__Task directions__: Below are entries; tally how many lines hold the string "超声波垂直入射到光滑平界面时" and answer with only that figure.

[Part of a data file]
★ ★ ★ ★ ★ ★ ★

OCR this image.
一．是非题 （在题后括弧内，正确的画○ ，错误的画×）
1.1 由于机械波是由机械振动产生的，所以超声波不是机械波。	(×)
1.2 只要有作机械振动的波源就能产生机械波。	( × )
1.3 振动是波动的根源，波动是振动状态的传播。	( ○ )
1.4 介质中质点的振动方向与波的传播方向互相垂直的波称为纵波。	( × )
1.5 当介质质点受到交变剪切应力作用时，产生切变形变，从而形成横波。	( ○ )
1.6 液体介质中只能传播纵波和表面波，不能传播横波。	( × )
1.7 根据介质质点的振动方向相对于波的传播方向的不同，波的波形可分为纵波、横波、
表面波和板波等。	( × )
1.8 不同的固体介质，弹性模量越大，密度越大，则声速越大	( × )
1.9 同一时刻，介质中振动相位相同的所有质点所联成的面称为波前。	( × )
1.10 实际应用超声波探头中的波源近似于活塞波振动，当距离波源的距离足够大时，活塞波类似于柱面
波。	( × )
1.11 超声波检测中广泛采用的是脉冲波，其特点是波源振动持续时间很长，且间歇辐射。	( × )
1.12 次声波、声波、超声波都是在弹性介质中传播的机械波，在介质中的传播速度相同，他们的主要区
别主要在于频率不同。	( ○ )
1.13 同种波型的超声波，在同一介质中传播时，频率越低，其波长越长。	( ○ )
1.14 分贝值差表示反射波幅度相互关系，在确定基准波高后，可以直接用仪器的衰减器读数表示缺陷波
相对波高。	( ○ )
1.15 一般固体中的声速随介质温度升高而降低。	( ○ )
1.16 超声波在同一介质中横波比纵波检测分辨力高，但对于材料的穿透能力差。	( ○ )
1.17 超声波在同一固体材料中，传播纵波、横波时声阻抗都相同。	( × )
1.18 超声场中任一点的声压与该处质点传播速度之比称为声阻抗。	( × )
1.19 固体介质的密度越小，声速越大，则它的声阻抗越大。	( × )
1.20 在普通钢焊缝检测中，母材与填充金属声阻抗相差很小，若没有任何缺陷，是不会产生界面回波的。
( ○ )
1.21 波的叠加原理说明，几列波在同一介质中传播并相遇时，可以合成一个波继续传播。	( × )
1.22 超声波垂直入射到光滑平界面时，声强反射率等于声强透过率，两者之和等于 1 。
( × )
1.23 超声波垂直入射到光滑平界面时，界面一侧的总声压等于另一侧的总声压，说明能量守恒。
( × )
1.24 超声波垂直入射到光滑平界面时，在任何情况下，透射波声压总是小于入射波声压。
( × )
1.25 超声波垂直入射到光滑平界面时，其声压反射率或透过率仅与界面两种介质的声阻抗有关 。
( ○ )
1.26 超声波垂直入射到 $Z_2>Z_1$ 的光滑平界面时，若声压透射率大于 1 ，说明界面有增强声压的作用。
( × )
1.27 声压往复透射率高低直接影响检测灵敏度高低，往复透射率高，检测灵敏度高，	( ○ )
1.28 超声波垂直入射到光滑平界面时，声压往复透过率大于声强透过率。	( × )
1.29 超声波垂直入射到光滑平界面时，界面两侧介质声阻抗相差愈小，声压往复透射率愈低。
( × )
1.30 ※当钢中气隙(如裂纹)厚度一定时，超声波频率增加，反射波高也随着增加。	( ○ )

★ ★ ★ ★ ★ ★ ★

__Task output__: 6